◆ Written exercise ◆
Turn the lines in the rows below into a single numbered list, omitting the blank lines.

>> START Data to process

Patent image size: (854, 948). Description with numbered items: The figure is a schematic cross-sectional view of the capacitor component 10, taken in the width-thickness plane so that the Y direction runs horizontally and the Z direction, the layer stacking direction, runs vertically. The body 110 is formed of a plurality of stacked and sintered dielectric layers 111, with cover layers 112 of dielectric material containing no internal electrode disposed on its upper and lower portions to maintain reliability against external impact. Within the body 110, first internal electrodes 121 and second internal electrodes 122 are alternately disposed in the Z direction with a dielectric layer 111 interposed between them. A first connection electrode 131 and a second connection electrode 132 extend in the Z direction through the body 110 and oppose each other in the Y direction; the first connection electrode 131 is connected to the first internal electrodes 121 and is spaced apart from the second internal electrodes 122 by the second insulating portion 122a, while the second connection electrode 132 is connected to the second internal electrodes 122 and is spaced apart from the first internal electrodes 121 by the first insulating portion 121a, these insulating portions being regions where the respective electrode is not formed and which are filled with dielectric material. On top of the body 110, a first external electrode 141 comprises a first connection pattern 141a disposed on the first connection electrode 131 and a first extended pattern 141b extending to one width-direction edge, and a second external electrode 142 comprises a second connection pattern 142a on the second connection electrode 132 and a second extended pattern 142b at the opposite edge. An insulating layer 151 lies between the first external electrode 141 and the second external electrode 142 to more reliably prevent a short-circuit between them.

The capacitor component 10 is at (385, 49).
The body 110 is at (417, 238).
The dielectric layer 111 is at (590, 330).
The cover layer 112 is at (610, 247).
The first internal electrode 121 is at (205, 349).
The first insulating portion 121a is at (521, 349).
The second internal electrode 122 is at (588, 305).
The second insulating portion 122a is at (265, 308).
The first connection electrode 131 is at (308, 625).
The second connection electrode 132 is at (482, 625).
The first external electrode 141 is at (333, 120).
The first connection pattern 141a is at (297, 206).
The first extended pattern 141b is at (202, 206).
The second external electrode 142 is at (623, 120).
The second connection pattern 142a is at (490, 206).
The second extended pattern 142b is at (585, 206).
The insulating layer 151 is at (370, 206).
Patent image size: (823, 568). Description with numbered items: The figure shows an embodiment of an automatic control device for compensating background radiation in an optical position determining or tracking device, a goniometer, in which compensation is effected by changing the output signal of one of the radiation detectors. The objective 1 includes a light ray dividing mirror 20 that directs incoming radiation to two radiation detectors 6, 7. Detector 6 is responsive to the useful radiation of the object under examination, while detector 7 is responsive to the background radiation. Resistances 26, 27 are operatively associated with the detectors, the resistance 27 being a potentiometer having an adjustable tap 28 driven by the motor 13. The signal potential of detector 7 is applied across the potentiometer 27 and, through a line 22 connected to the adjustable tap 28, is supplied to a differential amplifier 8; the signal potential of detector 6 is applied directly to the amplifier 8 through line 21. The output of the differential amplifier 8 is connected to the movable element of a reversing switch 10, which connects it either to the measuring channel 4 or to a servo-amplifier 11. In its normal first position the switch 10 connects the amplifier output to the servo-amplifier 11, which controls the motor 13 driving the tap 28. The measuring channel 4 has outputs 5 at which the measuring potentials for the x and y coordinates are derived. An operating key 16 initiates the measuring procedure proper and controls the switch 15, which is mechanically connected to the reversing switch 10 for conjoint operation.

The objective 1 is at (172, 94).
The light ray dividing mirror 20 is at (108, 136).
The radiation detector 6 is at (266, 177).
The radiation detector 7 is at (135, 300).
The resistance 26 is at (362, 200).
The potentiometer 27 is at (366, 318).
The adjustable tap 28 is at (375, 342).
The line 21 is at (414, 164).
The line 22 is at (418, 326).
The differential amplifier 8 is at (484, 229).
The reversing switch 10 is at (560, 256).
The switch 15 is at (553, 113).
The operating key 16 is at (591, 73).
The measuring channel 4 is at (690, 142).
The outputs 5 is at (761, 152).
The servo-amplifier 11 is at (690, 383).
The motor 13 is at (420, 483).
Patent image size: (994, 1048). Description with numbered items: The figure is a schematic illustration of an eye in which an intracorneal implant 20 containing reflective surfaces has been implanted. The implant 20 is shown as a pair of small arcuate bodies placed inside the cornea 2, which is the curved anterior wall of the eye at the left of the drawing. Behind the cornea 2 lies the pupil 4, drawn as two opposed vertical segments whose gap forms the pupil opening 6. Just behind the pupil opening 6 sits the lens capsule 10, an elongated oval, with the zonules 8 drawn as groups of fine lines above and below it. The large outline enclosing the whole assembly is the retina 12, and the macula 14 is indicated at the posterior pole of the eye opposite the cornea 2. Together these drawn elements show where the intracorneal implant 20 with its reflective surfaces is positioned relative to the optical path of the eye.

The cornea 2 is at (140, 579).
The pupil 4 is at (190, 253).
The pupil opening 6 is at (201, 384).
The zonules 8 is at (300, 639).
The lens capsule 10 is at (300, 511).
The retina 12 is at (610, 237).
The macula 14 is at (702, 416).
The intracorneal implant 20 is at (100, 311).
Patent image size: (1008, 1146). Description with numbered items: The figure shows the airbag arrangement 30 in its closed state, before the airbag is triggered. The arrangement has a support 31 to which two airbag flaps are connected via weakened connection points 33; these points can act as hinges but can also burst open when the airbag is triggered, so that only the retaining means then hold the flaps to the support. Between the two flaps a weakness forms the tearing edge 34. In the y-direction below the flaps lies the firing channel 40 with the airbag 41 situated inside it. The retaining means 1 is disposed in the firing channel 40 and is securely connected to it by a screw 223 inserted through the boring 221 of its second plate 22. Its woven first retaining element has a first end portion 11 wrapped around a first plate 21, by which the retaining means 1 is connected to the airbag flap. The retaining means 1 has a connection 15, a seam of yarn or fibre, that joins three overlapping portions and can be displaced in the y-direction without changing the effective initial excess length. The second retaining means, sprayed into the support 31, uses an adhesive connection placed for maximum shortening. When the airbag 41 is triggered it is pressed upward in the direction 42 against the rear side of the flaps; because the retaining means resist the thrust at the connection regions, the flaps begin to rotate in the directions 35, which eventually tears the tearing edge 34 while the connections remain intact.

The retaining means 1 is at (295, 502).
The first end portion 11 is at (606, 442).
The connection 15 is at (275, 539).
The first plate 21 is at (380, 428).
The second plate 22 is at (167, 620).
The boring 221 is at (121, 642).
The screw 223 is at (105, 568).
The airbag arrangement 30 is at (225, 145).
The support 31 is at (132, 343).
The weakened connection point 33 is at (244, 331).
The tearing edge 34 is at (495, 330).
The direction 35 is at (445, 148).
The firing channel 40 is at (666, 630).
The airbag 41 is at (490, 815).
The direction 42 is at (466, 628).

>> END Data to process

◆ Solution for this problem ◆
1. Patent image size: (854, 948). Description with numbered items: The figure is a schematic cross-sectional view of the capacitor component 10, taken in the width-thickness plane so that the Y direction runs horizontally and the Z direction, the layer stacking direction, runs vertically. The body 110 is formed of a plurality of stacked and sintered dielectric layers 111, with cover layers 112 of dielectric material containing no internal electrode disposed on its upper and lower portions to maintain reliability against external impact. Within the body 110, first internal electrodes 121 and second internal electrodes 122 are alternately disposed in the Z direction with a dielectric layer 111 interposed between them. A first connection electrode 131 and a second connection electrode 132 extend in the Z direction through the body 110 and oppose each other in the Y direction; the first connection electrode 131 is connected to the first internal electrodes 121 and is spaced apart from the second internal electrodes 122 by the second insulating portion 122a, while the second connection electrode 132 is connected to the second internal electrodes 122 and is spaced apart from the first internal electrodes 121 by the first insulating portion 121a, these insulating portions being regions where the respective electrode is not formed and which are filled with dielectric material. On top of the body 110, a first external electrode 141 comprises a first connection pattern 141a disposed on the first connection electrode 131 and a first extended pattern 141b extending to one width-direction edge, and a second external electrode 142 comprises a second connection pattern 142a on the second connection electrode 132 and a second extended pattern 142b at the opposite edge. An insulating layer 151 lies between the first external electrode 141 and the second external electrode 142 to more reliably prevent a short-circuit between them.
2. The capacitor component 10 is at (385, 49).
3. The body 110 is at (417, 238).
4. The dielectric layer 111 is at (590, 330).
5. The cover layer 112 is at (610, 247).
6. The first internal electrode 121 is at (205, 349).
7. The first insulating portion 121a is at (521, 349).
8. The second internal electrode 122 is at (588, 305).
9. The second insulating portion 122a is at (265, 308).
10. The first connection electrode 131 is at (308, 625).
11. The second connection electrode 132 is at (482, 625).
12. The first external electrode 141 is at (333, 120).
13. The first connection pattern 141a is at (297, 206).
14. The first extended pattern 141b is at (202, 206).
15. The second external electrode 142 is at (623, 120).
16. The second connection pattern 142a is at (490, 206).
17. The second extended pattern 142b is at (585, 206).
18. The insulating layer 151 is at (370, 206).
19. Patent image size: (823, 568). Description with numbered items: The figure shows an embodiment of an automatic control device for compensating background radiation in an optical position determining or tracking device, a goniometer, in which compensation is effected by changing the output signal of one of the radiation detectors. The objective 1 includes a light ray dividing mirror 20 that directs incoming radiation to two radiation detectors 6, 7. Detector 6 is responsive to the useful radiation of the object under examination, while detector 7 is responsive to the background radiation. Resistances 26, 27 are operatively associated with the detectors, the resistance 27 being a potentiometer having an adjustable tap 28 driven by the motor 13. The signal potential of detector 7 is applied across the potentiometer 27 and, through a line 22 connected to the adjustable tap 28, is supplied to a differential amplifier 8; the signal potential of detector 6 is applied directly to the amplifier 8 through line 21. The output of the differential amplifier 8 is connected to the movable element of a reversing switch 10, which connects it either to the measuring channel 4 or to a servo-amplifier 11. In its normal first position the switch 10 connects the amplifier output to the servo-amplifier 11, which controls the motor 13 driving the tap 28. The measuring channel 4 has outputs 5 at which the measuring potentials for the x and y coordinates are derived. An operating key 16 initiates the measuring procedure proper and controls the switch 15, which is mechanically connected to the reversing switch 10 for conjoint operation.
20. The objective 1 is at (172, 94).
21. The light ray dividing mirror 20 is at (108, 136).
22. The radiation detector 6 is at (266, 177).
23. The radiation detector 7 is at (135, 300).
24. The resistance 26 is at (362, 200).
25. The potentiometer 27 is at (366, 318).
26. The adjustable tap 28 is at (375, 342).
27. The line 21 is at (414, 164).
28. The line 22 is at (418, 326).
29. The differential amplifier 8 is at (484, 229).
30. The reversing switch 10 is at (560, 256).
31. The switch 15 is at (553, 113).
32. The operating key 16 is at (591, 73).
33. The measuring channel 4 is at (690, 142).
34. The outputs 5 is at (761, 152).
35. The servo-amplifier 11 is at (690, 383).
36. The motor 13 is at (420, 483).
37. Patent image size: (994, 1048). Description with numbered items: The figure is a schematic illustration of an eye in which an intracorneal implant 20 containing reflective surfaces has been implanted. The implant 20 is shown as a pair of small arcuate bodies placed inside the cornea 2, which is the curved anterior wall of the eye at the left of the drawing. Behind the cornea 2 lies the pupil 4, drawn as two opposed vertical segments whose gap forms the pupil opening 6. Just behind the pupil opening 6 sits the lens capsule 10, an elongated oval, with the zonules 8 drawn as groups of fine lines above and below it. The large outline enclosing the whole assembly is the retina 12, and the macula 14 is indicated at the posterior pole of the eye opposite the cornea 2. Together these drawn elements show where the intracorneal implant 20 with its reflective surfaces is positioned relative to the optical path of the eye.
38. The cornea 2 is at (140, 579).
39. The pupil 4 is at (190, 253).
40. The pupil opening 6 is at (201, 384).
41. The zonules 8 is at (300, 639).
42. The lens capsule 10 is at (300, 511).
43. The retina 12 is at (610, 237).
44. The macula 14 is at (702, 416).
45. The intracorneal implant 20 is at (100, 311).
46. Patent image size: (1008, 1146). Description with numbered items: The figure shows the airbag arrangement 30 in its closed state, before the airbag is triggered. The arrangement has a support 31 to which two airbag flaps are connected via weakened connection points 33; these points can act as hinges but can also burst open when the airbag is triggered, so that only the retaining means then hold the flaps to the support. Between the two flaps a weakness forms the tearing edge 34. In the y-direction below the flaps lies the firing channel 40 with the airbag 41 situated inside it. The retaining means 1 is disposed in the firing channel 40 and is securely connected to it by a screw 223 inserted through the boring 221 of its second plate 22. Its woven first retaining element has a first end portion 11 wrapped around a first plate 21, by which the retaining means 1 is connected to the airbag flap. The retaining means 1 has a connection 15, a seam of yarn or fibre, that joins three overlapping portions and can be displaced in the y-direction without changing the effective initial excess length. The second retaining means, sprayed into the support 31, uses an adhesive connection placed for maximum shortening. When the airbag 41 is triggered it is pressed upward in the direction 42 against the rear side of the flaps; because the retaining means resist the thrust at the connection regions, the flaps begin to rotate in the directions 35, which eventually tears the tearing edge 34 while the connections remain intact.
47. The retaining means 1 is at (295, 502).
48. The first end portion 11 is at (606, 442).
49. The connection 15 is at (275, 539).
50. The first plate 21 is at (380, 428).
51. The second plate 22 is at (167, 620).
52. The boring 221 is at (121, 642).
53. The screw 223 is at (105, 568).
54. The airbag arrangement 30 is at (225, 145).
55. The support 31 is at (132, 343).
56. The weakened connection point 33 is at (244, 331).
57. The tearing edge 34 is at (495, 330).
58. The direction 35 is at (445, 148).
59. The firing channel 40 is at (666, 630).
60. The airbag 41 is at (490, 815).
61. The direction 42 is at (466, 628).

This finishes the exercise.